Jumat, 22 Agustus 2008

Organisasi Pembelajaran

C. Marlene Fiol & Marjorie A. Lyles memaknai organisasi pembelajaran sebagai proses pengembangan langkah – langkah (action) melalui pengetahuan dan pemahaman yang lebih baik. Menurut George P. Huber, sebuah entitas dikatakan belajar apabila melalui pemrosesan informasi, jangkauan perilaku potensialnya berubah. Barbara Levitt & James G. March mendefinisikan Learning Organization sebagai organisasi yang menyimpulkan dari masa lalu untuk membimbing perilaku. Menurut Chris Argyris, organisasi pembelajaran adalah proses pendeteksian dan pembetulan kesalahan. Sedangkan Ray Stata mengatakan bahwa organisasi pembelajaran terjadi melalui pembagiaan wawasan, pengetahuan dan model – model mental. David A. Garvin (1993) mengkonvergensikan pemahaman – pemahaman di atas untuk menyusun definisi bahwa learning organization adalah organisasi yang terlatih menciptakan, belajar, dan memindahkan pengetahuan, dan memodifikasi perilaku untuk mencerminkan perilaku dan wawasan yang baru.
+++
** Yang Akan Dikerjakan **
1. Bisakah Anda menuliskan ulang seluruh teks tentang organisasi pembelajaran di atas kata demi kata tanpa perubahan?
2. Bisakah Anda menyajikan baris-baris catatan di bawah sebagai tabel Markdown berkolom Nomor dan Baris, tanpa baris kosong? Mulailah dari baris pertama catatan dan berhentilah setelah baris yang memuat "field-label: 生成随机数个数 (66, 113, 158, 130)", baris itu juga disertakan.
+++
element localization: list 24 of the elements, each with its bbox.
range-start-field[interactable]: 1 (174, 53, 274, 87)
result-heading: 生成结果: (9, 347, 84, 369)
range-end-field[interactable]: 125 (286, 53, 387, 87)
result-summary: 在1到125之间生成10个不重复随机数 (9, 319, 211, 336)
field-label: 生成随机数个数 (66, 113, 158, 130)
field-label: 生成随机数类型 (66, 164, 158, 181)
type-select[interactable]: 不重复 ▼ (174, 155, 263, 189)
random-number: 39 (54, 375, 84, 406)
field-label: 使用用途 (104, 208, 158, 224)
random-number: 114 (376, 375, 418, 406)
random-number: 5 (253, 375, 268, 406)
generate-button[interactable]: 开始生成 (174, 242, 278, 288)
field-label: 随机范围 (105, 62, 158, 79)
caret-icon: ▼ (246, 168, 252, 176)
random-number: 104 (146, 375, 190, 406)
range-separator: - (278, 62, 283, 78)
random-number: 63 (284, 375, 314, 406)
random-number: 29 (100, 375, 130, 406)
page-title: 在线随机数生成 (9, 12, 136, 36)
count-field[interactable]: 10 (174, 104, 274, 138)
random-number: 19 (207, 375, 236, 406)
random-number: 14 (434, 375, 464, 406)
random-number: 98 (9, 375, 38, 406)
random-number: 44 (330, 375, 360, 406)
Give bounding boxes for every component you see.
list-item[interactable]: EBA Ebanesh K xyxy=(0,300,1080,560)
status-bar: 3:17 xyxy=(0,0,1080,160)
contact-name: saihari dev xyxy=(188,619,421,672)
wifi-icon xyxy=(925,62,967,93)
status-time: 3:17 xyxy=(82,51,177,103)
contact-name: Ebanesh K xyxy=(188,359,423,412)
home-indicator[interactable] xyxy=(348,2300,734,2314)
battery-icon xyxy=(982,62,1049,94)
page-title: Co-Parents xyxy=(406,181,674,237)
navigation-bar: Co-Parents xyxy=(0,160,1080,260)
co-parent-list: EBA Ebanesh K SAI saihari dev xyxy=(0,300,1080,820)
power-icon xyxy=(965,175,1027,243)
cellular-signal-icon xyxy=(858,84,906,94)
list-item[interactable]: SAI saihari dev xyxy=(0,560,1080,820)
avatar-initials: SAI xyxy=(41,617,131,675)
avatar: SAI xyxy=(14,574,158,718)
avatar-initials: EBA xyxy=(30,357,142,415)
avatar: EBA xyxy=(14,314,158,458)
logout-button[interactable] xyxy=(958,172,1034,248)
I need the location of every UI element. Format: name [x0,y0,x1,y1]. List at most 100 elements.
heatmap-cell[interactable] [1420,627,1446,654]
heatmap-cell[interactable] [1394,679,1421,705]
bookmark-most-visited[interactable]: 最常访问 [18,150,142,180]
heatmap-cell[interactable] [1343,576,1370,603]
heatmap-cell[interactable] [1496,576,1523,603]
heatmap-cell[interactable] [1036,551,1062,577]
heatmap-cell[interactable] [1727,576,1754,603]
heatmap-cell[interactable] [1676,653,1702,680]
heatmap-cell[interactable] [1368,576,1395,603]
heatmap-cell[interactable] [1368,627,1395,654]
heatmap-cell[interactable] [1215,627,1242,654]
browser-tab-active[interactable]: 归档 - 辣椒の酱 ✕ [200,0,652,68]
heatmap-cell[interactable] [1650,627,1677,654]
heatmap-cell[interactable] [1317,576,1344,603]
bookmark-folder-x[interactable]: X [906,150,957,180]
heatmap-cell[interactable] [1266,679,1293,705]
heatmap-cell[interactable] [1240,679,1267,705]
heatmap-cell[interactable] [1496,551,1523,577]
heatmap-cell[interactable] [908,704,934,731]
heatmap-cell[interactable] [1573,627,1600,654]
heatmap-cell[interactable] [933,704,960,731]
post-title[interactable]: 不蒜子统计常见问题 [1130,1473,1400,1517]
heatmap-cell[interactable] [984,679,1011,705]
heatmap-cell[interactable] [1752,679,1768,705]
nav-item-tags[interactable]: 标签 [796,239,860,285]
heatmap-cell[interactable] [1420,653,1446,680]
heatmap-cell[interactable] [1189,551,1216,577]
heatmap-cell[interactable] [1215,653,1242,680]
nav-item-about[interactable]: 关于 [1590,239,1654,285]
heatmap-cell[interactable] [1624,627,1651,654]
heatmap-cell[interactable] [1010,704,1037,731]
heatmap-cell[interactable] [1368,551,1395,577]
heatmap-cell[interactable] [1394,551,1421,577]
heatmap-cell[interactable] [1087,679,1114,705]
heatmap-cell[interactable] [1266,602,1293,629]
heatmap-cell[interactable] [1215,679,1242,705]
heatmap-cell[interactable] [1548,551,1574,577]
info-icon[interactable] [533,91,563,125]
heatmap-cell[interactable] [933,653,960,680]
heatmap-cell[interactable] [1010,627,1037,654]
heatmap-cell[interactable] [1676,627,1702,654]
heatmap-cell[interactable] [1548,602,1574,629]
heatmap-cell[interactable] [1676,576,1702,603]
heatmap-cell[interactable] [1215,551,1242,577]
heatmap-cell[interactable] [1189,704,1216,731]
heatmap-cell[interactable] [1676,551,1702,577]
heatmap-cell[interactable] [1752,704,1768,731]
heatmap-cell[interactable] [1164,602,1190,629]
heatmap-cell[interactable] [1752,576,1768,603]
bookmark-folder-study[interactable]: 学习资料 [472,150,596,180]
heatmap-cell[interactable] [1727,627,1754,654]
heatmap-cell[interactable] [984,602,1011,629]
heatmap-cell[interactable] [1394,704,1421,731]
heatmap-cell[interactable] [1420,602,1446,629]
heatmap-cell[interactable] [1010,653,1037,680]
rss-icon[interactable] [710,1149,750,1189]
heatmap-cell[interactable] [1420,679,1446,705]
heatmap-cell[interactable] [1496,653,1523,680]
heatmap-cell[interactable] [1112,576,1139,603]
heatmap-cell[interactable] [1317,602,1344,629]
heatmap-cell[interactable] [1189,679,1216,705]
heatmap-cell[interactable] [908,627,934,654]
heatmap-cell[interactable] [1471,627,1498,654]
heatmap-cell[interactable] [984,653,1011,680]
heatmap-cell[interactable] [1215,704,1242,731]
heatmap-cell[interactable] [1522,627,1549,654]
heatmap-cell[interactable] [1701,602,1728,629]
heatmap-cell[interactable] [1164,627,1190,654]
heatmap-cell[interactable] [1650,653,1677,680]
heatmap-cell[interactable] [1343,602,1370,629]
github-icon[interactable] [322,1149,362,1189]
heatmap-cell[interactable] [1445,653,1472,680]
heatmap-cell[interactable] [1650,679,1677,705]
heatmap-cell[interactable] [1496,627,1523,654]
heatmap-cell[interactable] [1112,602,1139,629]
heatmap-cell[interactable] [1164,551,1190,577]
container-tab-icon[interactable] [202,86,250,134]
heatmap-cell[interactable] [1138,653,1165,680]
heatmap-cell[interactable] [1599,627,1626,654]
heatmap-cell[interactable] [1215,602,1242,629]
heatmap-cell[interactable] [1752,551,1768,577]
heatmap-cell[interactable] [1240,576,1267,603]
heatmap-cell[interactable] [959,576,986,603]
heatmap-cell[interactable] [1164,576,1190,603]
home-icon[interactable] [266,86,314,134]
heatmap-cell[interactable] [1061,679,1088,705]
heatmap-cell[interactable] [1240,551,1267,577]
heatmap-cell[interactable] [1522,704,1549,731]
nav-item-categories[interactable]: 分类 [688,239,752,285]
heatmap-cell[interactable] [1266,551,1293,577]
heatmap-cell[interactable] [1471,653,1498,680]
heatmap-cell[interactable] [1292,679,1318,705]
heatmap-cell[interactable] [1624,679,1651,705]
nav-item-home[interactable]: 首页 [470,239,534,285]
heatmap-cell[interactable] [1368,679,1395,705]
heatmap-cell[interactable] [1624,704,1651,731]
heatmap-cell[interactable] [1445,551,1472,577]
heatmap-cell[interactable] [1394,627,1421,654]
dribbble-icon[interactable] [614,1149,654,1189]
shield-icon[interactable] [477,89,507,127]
+++
** Jawaban Tiap Tugas **
1.
Jumat, 22 Agustus 2008

Organisasi Pembelajaran

C. Marlene Fiol & Marjorie A. Lyles memaknai organisasi pembelajaran sebagai proses pengembangan langkah – langkah (action) melalui pengetahuan dan pemahaman yang lebih baik. Menurut George P. Huber, sebuah entitas dikatakan belajar apabila melalui pemrosesan informasi, jangkauan perilaku potensialnya berubah. Barbara Levitt & James G. March mendefinisikan Learning Organization sebagai organisasi yang menyimpulkan dari masa lalu untuk membimbing perilaku. Menurut Chris Argyris, organisasi pembelajaran adalah proses pendeteksian dan pembetulan kesalahan. Sedangkan Ray Stata mengatakan bahwa organisasi pembelajaran terjadi melalui pembagiaan wawasan, pengetahuan dan model – model mental. David A. Garvin (1993) mengkonvergensikan pemahaman – pemahaman di atas untuk menyusun definisi bahwa learning organization adalah organisasi yang terlatih menciptakan, belajar, dan memindahkan pengetahuan, dan memodifikasi perilaku untuk mencerminkan perilaku dan wawasan yang baru.

2.
| Nomor | Baris |
|---|---|
| 1 | element localization: list 24 of the elements, each with its bbox. |
| 2 | range-start-field[interactable]: 1 (174, 53, 274, 87) |
| 3 | result-heading: 生成结果: (9, 347, 84, 369) |
| 4 | range-end-field[interactable]: 125 (286, 53, 387, 87) |
| 5 | result-summary: 在1到125之间生成10个不重复随机数 (9, 319, 211, 336) |
| 6 | field-label: 生成随机数个数 (66, 113, 158, 130) |